[What you should do]
Transcribe the records below in full; pictures stay out of the copy.

Stored items
• • • • •
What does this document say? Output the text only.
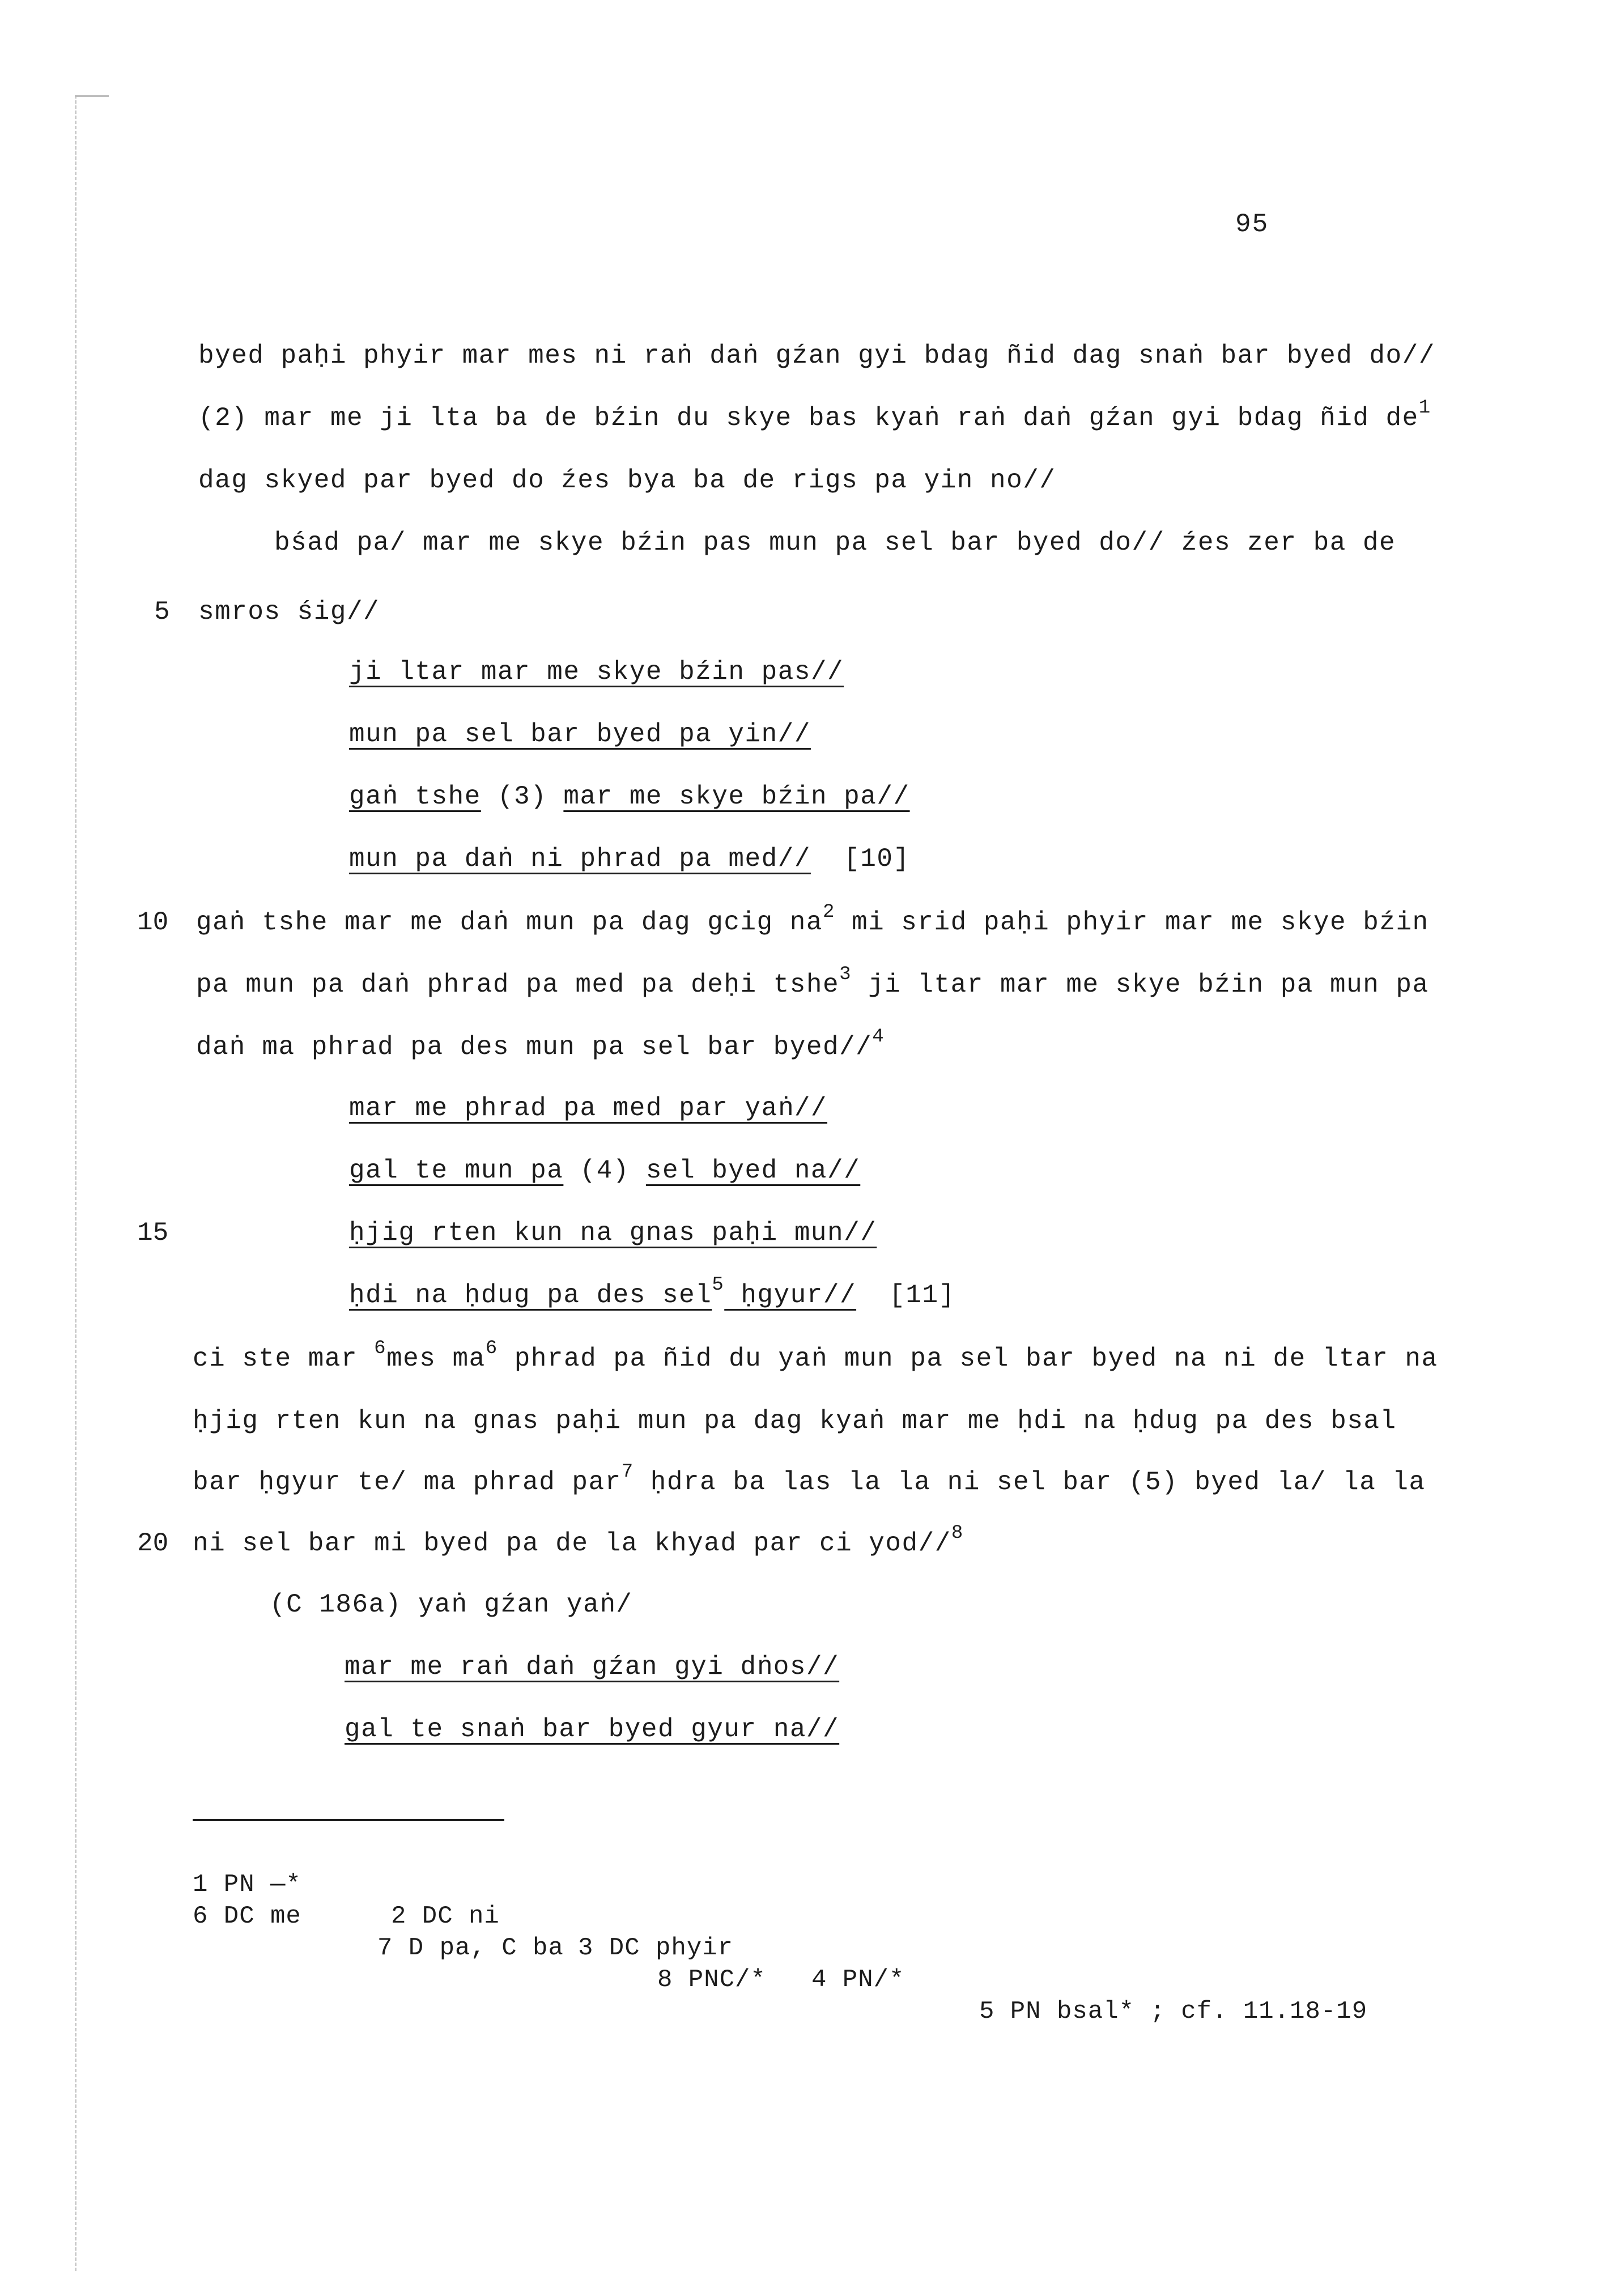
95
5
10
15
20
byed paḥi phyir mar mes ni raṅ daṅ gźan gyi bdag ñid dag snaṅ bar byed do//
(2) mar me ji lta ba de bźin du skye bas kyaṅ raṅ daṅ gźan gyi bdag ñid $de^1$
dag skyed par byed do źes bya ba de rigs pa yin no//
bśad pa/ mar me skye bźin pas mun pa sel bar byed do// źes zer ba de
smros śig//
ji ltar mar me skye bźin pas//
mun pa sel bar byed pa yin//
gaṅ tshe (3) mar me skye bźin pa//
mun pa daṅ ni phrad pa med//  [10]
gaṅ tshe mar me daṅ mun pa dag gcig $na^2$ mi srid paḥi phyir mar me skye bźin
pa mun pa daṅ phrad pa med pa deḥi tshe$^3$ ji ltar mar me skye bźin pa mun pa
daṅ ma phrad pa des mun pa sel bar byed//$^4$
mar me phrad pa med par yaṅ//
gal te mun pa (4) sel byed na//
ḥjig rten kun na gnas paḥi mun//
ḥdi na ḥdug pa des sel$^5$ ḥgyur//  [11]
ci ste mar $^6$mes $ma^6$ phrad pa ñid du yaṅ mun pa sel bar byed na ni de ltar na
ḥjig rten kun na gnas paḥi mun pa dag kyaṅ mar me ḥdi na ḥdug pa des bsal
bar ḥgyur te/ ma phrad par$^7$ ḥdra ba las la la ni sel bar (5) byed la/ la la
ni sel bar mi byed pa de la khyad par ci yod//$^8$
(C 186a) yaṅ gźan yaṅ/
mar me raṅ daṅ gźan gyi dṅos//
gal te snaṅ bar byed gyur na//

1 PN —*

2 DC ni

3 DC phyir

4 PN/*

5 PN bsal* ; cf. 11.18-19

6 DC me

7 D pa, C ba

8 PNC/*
• • • • •
[Result of the task]
What does this document say? Output the text only.
95
5
10
15
20
byed paḥi phyir mar mes ni raṅ daṅ gźan gyi bdag ñid dag snaṅ bar byed do//
(2) mar me ji lta ba de bźin du skye bas kyaṅ raṅ daṅ gźan gyi bdag ñid $de^1$
dag skyed par byed do źes bya ba de rigs pa yin no//
bśad pa/ mar me skye bźin pas mun pa sel bar byed do// źes zer ba de
smros śig//
ji ltar mar me skye bźin pas//
mun pa sel bar byed pa yin//
gaṅ tshe (3) mar me skye bźin pa//
mun pa daṅ ni phrad pa med//  [10]
gaṅ tshe mar me daṅ mun pa dag gcig $na^2$ mi srid paḥi phyir mar me skye bźin
pa mun pa daṅ phrad pa med pa deḥi tshe$^3$ ji ltar mar me skye bźin pa mun pa
daṅ ma phrad pa des mun pa sel bar byed//$^4$
mar me phrad pa med par yaṅ//
gal te mun pa (4) sel byed na//
ḥjig rten kun na gnas paḥi mun//
ḥdi na ḥdug pa des sel$^5$ ḥgyur//  [11]
ci ste mar $^6$mes $ma^6$ phrad pa ñid du yaṅ mun pa sel bar byed na ni de ltar na
ḥjig rten kun na gnas paḥi mun pa dag kyaṅ mar me ḥdi na ḥdug pa des bsal
bar ḥgyur te/ ma phrad par$^7$ ḥdra ba las la la ni sel bar (5) byed la/ la la
ni sel bar mi byed pa de la khyad par ci yod//$^8$
(C 186a) yaṅ gźan yaṅ/
mar me raṅ daṅ gźan gyi dṅos//
gal te snaṅ bar byed gyur na//

1 PN —*

2 DC ni

3 DC phyir

4 PN/*

5 PN bsal* ; cf. 11.18-19

6 DC me

7 D pa, C ba

8 PNC/*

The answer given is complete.